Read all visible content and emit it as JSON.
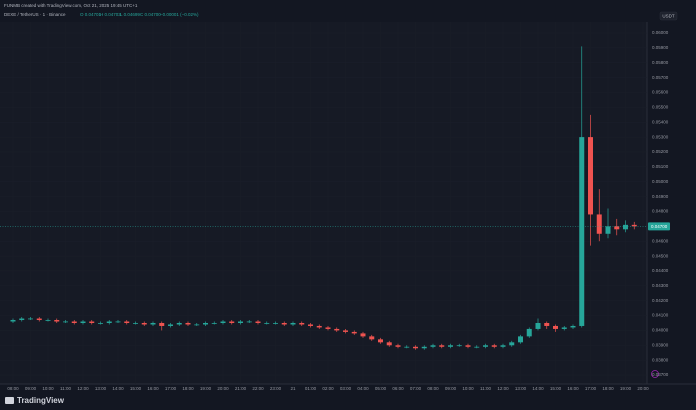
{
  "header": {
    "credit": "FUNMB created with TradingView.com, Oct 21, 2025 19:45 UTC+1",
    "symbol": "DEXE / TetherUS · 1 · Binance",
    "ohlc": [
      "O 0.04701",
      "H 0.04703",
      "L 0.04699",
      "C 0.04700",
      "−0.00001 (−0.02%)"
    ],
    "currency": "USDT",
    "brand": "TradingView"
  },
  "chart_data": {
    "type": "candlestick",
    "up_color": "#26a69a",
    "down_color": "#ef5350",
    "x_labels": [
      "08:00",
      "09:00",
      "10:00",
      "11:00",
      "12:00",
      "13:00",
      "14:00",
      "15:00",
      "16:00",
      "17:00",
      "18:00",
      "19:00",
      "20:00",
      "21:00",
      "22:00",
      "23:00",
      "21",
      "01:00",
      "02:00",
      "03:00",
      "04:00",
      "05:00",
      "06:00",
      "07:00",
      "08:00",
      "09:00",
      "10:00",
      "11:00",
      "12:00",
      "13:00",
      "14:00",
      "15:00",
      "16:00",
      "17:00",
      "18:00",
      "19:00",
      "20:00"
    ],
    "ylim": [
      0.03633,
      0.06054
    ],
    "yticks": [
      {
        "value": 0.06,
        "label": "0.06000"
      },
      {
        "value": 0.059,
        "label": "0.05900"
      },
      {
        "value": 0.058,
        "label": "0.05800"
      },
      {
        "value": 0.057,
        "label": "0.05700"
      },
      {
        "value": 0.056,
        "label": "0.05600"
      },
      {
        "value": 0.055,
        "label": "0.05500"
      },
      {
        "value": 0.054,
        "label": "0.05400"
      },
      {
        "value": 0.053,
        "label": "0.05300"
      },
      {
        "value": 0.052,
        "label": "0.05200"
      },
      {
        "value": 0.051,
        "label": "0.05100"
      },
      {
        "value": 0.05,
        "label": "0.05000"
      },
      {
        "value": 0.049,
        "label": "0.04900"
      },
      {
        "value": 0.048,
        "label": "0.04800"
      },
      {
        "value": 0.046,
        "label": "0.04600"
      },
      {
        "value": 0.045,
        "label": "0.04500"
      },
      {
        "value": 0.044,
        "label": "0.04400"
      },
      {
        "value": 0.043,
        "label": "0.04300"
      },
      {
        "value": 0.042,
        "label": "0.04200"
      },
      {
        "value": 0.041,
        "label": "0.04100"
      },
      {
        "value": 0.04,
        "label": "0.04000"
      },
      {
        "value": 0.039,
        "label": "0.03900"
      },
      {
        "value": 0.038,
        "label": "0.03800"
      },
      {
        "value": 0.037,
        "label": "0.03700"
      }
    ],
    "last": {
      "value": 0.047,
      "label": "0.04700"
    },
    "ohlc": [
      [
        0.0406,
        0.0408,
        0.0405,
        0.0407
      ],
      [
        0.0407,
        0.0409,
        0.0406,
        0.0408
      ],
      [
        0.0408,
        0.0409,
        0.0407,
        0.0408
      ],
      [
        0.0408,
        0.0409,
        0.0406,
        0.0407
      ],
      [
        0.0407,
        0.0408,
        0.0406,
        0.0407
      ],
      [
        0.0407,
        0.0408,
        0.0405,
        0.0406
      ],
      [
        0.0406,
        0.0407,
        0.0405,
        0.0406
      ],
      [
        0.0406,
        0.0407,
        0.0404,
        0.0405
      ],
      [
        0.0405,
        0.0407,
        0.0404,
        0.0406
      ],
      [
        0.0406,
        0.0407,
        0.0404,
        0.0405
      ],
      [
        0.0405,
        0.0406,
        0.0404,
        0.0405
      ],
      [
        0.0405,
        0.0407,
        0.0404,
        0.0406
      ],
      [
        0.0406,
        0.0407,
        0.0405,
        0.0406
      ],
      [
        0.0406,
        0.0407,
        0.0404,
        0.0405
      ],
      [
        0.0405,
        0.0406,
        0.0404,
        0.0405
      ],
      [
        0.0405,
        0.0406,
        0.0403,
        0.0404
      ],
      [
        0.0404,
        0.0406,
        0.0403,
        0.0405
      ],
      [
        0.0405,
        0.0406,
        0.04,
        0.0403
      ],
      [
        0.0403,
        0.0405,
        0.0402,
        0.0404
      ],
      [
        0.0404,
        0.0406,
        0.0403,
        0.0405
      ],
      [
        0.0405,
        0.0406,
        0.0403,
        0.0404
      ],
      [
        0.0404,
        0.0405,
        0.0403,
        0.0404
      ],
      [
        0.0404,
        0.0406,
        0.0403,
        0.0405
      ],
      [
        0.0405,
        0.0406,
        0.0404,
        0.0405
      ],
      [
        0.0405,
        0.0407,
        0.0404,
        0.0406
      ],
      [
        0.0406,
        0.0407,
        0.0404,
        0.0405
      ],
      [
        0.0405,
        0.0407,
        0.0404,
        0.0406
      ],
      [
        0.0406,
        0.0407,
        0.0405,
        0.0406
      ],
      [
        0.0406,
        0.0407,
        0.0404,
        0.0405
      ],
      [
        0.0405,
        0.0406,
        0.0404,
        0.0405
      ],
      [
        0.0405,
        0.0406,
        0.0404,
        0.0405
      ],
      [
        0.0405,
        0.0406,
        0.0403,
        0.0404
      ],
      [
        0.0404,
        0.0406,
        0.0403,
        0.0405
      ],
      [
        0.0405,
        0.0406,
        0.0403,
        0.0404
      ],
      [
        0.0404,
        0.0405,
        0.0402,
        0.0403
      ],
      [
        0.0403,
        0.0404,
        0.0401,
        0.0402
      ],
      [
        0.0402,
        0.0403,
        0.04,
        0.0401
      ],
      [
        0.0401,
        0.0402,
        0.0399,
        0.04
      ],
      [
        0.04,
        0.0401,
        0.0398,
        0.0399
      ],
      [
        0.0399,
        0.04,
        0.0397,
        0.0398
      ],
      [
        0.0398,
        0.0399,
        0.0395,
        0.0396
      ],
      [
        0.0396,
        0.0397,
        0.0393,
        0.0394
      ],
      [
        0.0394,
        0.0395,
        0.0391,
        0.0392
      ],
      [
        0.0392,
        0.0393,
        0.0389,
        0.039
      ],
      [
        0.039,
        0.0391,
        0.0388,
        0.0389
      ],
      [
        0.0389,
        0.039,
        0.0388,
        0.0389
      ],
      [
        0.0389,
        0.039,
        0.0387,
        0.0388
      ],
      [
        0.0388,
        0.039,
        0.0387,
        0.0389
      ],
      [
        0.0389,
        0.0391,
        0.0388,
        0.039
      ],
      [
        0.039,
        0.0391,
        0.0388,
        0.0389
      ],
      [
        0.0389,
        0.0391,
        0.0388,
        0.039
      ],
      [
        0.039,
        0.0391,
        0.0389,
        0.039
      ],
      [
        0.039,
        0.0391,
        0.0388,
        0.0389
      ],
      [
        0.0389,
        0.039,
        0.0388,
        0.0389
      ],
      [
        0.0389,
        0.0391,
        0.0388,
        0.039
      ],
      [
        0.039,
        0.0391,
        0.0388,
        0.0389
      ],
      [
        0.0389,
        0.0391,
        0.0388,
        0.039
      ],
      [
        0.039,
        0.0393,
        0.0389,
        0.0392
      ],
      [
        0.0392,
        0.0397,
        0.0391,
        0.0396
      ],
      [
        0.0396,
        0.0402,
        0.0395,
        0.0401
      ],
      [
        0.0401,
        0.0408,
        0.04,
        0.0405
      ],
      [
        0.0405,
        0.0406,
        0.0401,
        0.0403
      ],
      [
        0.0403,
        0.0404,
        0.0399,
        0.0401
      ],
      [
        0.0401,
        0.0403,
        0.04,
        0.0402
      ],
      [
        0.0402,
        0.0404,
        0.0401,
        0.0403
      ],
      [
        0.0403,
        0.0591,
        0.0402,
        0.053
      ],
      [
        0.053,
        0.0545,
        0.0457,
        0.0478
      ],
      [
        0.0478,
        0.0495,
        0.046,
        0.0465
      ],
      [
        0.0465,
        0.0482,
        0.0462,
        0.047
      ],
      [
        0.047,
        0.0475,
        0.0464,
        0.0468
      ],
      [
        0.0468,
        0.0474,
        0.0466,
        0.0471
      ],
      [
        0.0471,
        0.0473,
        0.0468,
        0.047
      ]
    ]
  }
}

┄┄┄┄┄┄

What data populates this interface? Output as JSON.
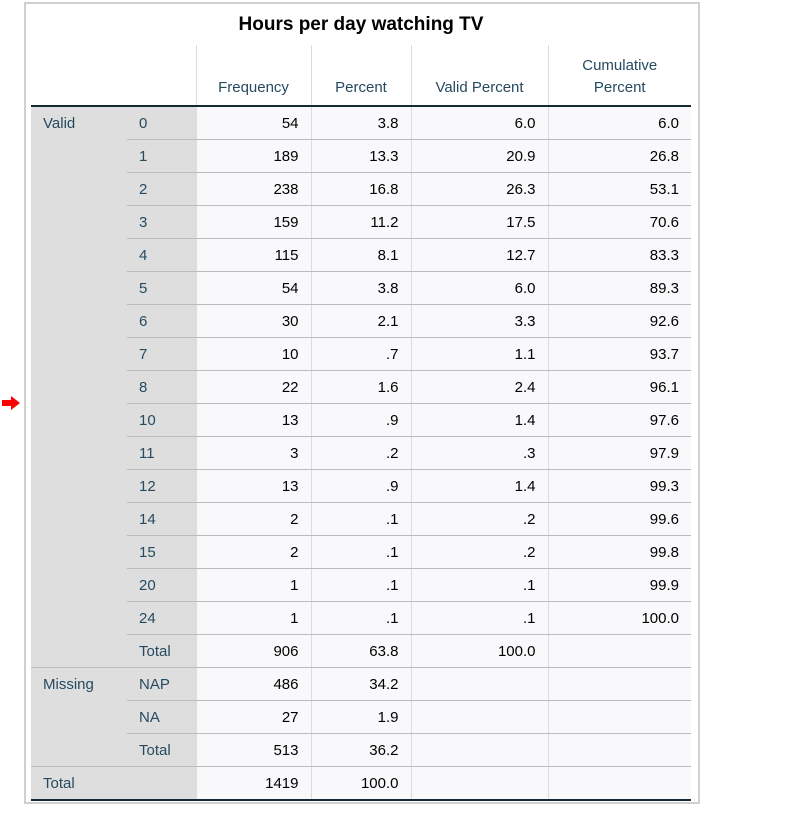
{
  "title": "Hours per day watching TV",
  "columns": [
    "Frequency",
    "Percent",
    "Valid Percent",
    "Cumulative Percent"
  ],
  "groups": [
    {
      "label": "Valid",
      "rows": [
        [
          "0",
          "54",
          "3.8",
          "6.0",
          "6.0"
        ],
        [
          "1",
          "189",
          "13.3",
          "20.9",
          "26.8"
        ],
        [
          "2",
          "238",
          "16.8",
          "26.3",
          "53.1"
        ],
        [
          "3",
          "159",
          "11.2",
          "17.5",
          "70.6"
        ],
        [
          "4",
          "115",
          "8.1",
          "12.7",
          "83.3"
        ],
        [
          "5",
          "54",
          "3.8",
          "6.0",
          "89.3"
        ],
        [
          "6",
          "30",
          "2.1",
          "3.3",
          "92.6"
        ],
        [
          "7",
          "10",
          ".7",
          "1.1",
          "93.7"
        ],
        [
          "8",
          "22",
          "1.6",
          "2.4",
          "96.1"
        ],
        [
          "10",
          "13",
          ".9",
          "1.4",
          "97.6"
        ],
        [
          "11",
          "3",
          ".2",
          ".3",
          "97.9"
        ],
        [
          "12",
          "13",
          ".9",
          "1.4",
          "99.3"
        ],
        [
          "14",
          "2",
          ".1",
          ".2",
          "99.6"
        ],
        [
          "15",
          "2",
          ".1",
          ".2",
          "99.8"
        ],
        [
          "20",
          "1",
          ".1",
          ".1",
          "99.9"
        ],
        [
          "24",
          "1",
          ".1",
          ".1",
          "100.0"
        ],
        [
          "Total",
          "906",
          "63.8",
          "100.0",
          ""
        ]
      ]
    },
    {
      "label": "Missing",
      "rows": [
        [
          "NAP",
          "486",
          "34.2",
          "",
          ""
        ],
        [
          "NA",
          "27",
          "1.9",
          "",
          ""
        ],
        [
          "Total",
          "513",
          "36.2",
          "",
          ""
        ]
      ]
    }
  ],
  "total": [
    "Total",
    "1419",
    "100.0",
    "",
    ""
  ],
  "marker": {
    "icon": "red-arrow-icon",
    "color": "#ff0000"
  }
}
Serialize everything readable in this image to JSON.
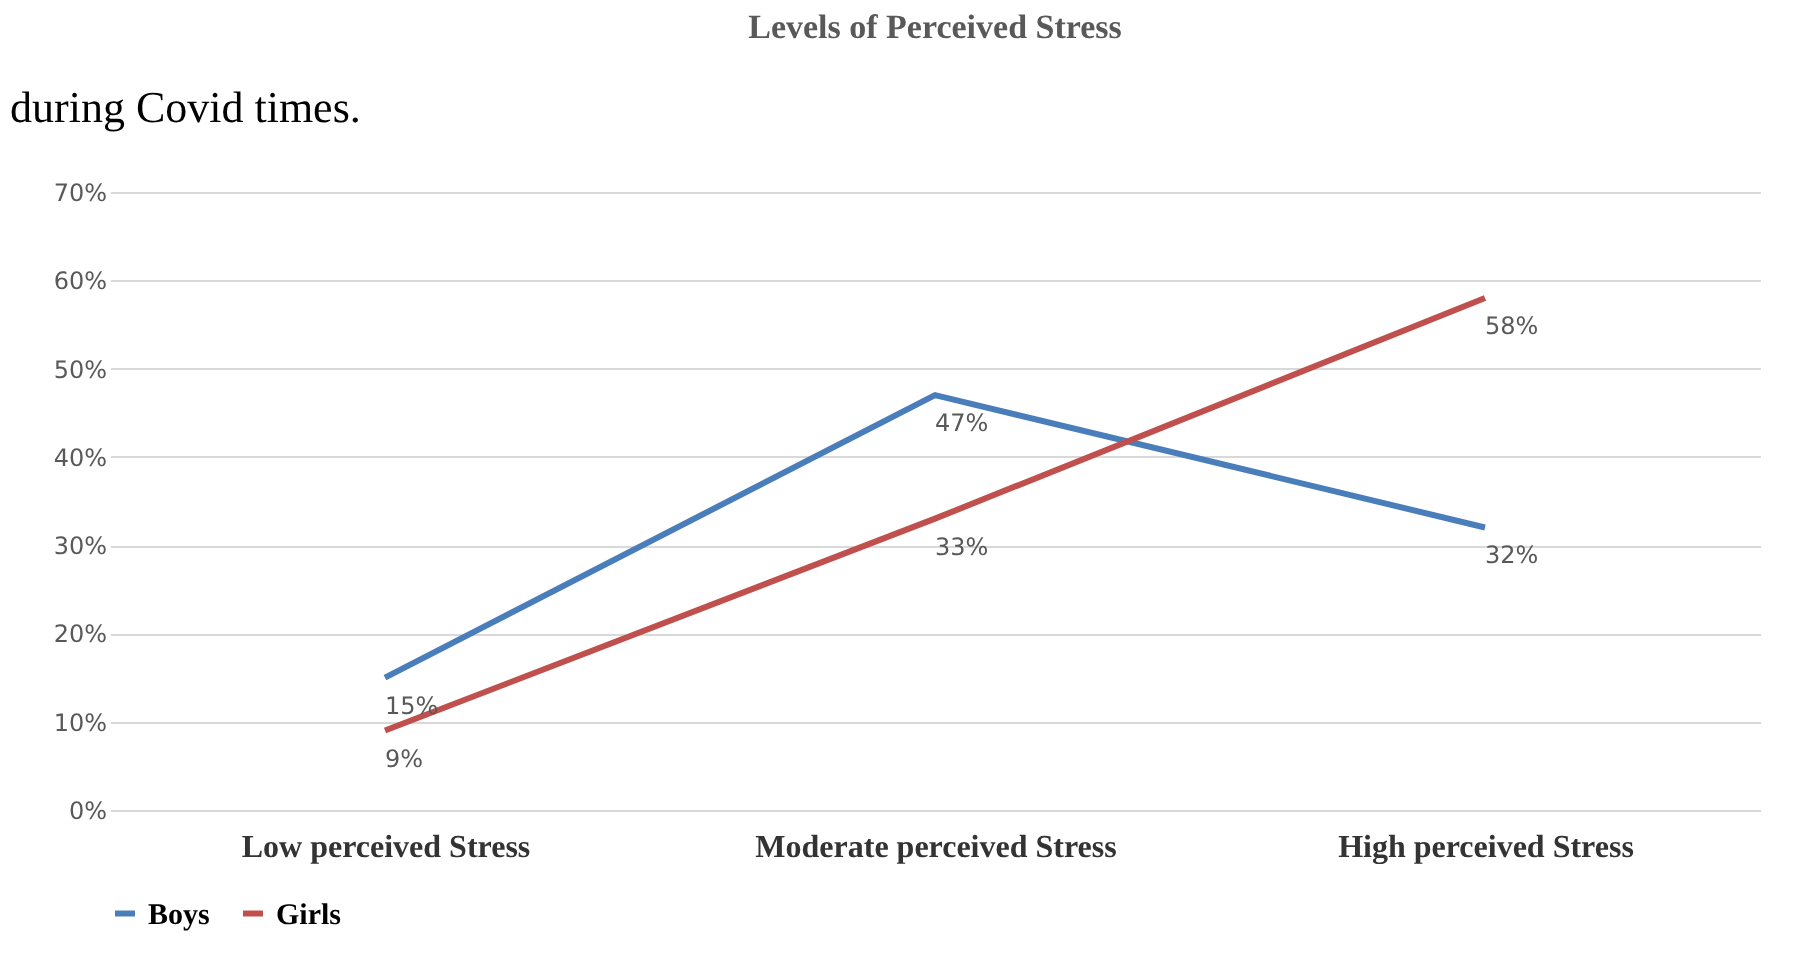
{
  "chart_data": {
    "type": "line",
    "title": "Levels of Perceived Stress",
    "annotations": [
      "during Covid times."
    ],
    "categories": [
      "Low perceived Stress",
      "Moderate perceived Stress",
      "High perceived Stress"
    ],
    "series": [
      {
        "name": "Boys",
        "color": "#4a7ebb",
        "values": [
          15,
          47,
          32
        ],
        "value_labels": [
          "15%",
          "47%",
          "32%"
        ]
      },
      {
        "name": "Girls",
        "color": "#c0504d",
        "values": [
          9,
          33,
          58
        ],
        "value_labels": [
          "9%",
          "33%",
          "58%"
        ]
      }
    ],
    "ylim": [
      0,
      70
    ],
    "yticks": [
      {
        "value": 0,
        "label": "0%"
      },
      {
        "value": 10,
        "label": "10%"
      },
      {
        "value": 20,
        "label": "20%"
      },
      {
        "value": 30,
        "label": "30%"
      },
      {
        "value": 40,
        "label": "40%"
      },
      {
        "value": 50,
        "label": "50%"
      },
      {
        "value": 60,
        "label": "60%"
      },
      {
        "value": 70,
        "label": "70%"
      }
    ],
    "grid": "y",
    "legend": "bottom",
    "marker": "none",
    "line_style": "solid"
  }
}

┄┄┄┄┄┄

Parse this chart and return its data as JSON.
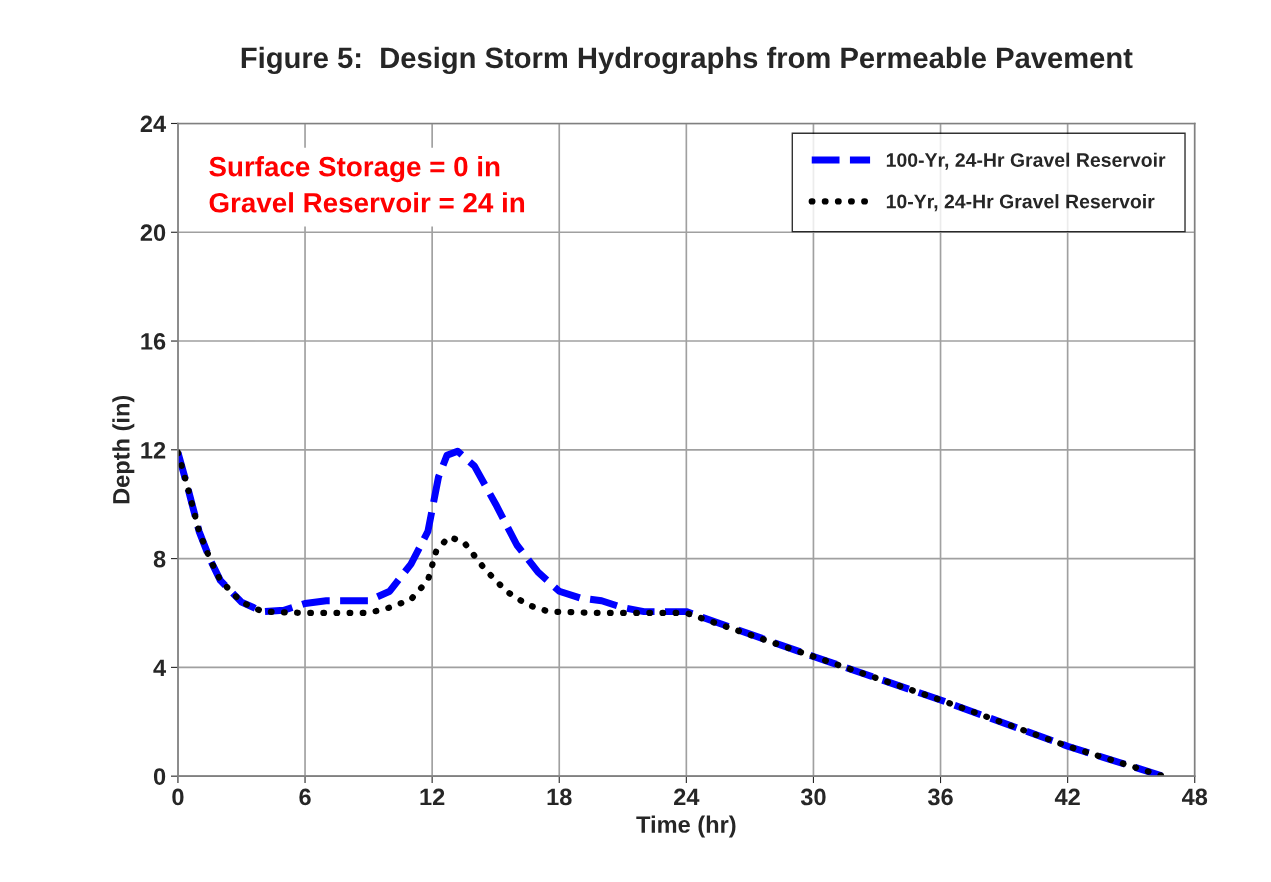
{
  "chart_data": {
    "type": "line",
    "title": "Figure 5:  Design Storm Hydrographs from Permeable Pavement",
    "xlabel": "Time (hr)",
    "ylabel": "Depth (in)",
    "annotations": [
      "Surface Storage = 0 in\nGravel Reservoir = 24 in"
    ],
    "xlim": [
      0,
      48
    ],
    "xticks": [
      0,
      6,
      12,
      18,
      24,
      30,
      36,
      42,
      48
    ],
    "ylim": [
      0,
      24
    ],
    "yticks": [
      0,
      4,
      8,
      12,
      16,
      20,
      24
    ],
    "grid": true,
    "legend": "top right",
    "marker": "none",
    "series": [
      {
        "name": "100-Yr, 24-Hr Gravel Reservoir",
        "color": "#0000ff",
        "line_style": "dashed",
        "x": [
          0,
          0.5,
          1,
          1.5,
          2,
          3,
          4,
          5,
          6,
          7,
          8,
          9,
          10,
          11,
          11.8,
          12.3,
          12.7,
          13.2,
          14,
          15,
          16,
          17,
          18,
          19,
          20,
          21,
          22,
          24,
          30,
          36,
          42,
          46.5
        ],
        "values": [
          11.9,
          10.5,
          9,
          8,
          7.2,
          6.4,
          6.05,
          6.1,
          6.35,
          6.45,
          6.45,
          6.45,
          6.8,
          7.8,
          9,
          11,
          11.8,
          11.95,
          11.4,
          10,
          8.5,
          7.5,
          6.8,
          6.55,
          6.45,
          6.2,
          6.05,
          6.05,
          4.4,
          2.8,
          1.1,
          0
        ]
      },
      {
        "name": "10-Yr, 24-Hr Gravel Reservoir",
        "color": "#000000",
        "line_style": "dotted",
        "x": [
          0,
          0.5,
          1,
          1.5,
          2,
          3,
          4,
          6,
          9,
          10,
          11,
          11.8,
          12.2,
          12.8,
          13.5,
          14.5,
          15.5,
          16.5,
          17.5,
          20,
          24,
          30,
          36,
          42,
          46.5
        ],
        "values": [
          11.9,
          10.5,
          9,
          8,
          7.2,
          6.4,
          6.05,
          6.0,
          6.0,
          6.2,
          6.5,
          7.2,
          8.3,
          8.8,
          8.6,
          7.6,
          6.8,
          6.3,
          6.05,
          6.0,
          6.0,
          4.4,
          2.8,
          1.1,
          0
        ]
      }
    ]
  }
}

┄┄┄┄┄┄

_What is expected_
Show every line in the entries where the string "Stress" occurs.

_Written response_
    "title": "Levels of Perceived Stress",
      "Low perceived Stress",
      "Moderate perceived Stress",
      "High perceived Stress"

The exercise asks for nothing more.